* [GOAL] Would you return the complete listing below word for word?

---

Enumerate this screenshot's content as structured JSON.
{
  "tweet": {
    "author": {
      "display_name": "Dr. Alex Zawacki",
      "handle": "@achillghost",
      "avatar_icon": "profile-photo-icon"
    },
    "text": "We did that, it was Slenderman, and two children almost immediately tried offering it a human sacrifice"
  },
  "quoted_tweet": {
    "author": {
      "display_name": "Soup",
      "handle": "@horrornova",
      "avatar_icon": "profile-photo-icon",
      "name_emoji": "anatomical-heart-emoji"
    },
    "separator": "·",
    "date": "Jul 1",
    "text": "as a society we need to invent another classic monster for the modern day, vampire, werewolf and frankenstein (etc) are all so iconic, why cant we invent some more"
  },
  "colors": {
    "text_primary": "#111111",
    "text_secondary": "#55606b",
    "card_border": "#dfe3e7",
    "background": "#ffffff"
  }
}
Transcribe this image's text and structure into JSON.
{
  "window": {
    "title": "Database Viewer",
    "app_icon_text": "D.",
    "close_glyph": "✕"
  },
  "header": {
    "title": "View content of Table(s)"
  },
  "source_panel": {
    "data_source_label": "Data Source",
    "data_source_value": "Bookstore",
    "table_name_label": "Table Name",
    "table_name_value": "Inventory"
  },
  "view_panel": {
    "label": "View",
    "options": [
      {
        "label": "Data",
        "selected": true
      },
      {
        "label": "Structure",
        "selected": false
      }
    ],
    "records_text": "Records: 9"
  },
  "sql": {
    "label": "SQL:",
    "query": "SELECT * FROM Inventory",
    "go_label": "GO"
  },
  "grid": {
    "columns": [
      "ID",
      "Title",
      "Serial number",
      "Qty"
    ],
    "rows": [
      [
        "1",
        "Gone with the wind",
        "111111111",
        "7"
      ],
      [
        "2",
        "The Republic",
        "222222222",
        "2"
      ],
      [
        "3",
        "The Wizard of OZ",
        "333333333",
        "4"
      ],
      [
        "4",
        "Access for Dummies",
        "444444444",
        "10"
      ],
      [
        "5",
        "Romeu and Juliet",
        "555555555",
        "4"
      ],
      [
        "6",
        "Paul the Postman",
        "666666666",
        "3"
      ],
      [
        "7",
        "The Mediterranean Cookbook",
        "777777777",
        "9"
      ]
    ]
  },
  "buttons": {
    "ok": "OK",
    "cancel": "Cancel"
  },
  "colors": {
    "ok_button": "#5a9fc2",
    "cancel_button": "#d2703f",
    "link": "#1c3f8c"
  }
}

---

* [RESULT FOR THIS EXERCISE]
Enumerate this screenshot's content as structured JSON.
{
  "tweet": {
    "author": {
      "display_name": "Dr. Alex Zawacki",
      "handle": "@achillghost",
      "avatar_icon": "profile-photo-icon"
    },
    "text": "We did that, it was Slenderman, and two children almost immediately tried offering it a human sacrifice"
  },
  "quoted_tweet": {
    "author": {
      "display_name": "Soup",
      "handle": "@horrornova",
      "avatar_icon": "profile-photo-icon",
      "name_emoji": "anatomical-heart-emoji"
    },
    "separator": "·",
    "date": "Jul 1",
    "text": "as a society we need to invent another classic monster for the modern day, vampire, werewolf and frankenstein (etc) are all so iconic, why cant we invent some more"
  },
  "colors": {
    "text_primary": "#111111",
    "text_secondary": "#55606b",
    "card_border": "#dfe3e7",
    "background": "#ffffff"
  }
}
Transcribe this image's text and structure into JSON.
{
  "window": {
    "title": "Database Viewer",
    "app_icon_text": "D.",
    "close_glyph": "✕"
  },
  "header": {
    "title": "View content of Table(s)"
  },
  "source_panel": {
    "data_source_label": "Data Source",
    "data_source_value": "Bookstore",
    "table_name_label": "Table Name",
    "table_name_value": "Inventory"
  },
  "view_panel": {
    "label": "View",
    "options": [
      {
        "label": "Data",
        "selected": true
      },
      {
        "label": "Structure",
        "selected": false
      }
    ],
    "records_text": "Records: 9"
  },
  "sql": {
    "label": "SQL:",
    "query": "SELECT * FROM Inventory",
    "go_label": "GO"
  },
  "grid": {
    "columns": [
      "ID",
      "Title",
      "Serial number",
      "Qty"
    ],
    "rows": [
      [
        "1",
        "Gone with the wind",
        "111111111",
        "7"
      ],
      [
        "2",
        "The Republic",
        "222222222",
        "2"
      ],
      [
        "3",
        "The Wizard of OZ",
        "333333333",
        "4"
      ],
      [
        "4",
        "Access for Dummies",
        "444444444",
        "10"
      ],
      [
        "5",
        "Romeu and Juliet",
        "555555555",
        "4"
      ],
      [
        "6",
        "Paul the Postman",
        "666666666",
        "3"
      ],
      [
        "7",
        "The Mediterranean Cookbook",
        "777777777",
        "9"
      ]
    ]
  },
  "buttons": {
    "ok": "OK",
    "cancel": "Cancel"
  },
  "colors": {
    "ok_button": "#5a9fc2",
    "cancel_button": "#d2703f",
    "link": "#1c3f8c"
  }
}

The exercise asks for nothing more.